**EXERCISE DETAILS**
Copy out each line in the material below that has the word "JSON".
[Start LISTED RECORDS]
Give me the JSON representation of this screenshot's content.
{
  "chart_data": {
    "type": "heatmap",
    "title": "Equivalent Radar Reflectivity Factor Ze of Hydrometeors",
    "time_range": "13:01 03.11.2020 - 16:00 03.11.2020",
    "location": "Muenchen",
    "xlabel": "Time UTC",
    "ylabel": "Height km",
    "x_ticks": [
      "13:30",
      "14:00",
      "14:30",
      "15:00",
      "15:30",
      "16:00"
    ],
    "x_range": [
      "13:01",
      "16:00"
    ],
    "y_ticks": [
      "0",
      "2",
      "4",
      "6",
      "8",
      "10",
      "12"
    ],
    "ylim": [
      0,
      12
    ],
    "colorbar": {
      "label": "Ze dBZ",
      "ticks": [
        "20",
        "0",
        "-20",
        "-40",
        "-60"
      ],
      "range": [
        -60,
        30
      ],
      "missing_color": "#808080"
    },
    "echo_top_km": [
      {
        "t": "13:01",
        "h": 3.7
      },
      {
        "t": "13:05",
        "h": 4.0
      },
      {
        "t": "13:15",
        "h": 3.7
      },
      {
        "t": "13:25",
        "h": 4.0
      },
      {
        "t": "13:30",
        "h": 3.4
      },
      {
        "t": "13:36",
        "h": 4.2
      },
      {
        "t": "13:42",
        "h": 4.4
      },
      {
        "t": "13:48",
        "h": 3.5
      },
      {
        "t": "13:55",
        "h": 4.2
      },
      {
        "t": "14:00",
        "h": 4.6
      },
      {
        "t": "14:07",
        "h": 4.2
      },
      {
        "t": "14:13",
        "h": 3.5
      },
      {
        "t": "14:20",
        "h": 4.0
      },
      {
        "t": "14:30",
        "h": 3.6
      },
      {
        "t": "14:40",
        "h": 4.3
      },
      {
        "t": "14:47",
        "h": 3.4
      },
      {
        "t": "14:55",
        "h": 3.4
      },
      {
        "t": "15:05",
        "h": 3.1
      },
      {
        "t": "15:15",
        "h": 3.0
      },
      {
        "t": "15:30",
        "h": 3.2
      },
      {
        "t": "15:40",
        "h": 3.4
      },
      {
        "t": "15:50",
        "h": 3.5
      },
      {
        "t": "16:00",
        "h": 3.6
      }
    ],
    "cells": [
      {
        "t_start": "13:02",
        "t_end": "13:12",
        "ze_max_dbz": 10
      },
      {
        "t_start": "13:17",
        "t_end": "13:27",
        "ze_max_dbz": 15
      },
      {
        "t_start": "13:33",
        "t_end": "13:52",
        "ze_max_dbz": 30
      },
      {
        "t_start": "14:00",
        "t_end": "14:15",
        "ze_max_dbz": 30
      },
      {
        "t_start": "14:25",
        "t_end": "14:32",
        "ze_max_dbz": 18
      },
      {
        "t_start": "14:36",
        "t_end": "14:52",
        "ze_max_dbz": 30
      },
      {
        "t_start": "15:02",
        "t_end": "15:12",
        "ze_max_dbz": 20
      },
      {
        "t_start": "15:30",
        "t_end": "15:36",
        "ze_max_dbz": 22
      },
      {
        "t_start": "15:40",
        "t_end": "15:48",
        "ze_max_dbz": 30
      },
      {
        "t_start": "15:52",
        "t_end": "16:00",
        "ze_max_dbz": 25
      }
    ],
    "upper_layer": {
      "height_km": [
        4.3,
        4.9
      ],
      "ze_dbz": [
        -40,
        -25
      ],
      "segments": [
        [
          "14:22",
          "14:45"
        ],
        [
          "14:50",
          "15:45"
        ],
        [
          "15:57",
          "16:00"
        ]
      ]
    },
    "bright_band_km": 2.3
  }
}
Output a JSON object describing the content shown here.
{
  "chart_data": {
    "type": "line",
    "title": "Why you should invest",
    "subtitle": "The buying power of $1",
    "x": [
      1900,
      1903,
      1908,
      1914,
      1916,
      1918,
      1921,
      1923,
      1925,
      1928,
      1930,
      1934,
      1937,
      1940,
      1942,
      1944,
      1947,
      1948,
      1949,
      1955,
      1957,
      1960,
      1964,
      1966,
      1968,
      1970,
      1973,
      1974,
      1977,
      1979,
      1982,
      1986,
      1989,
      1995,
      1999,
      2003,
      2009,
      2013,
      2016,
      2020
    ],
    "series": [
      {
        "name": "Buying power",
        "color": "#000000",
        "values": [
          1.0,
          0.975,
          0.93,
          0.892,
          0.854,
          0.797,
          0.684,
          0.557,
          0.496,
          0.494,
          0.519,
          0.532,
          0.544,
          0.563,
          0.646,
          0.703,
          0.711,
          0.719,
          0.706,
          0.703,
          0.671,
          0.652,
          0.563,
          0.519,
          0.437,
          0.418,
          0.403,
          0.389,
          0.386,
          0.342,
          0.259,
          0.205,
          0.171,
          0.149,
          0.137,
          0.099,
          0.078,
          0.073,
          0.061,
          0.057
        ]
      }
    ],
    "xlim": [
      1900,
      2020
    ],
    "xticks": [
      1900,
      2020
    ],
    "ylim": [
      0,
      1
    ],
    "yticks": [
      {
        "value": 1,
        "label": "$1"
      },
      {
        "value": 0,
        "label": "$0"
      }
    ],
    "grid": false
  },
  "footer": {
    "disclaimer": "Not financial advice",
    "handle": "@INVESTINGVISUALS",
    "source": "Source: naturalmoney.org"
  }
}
[End LISTED RECORDS]
**ANSWER TO THIS PROBLEM**
Give me the JSON representation of this screenshot's content.
Output a JSON object describing the content shown here.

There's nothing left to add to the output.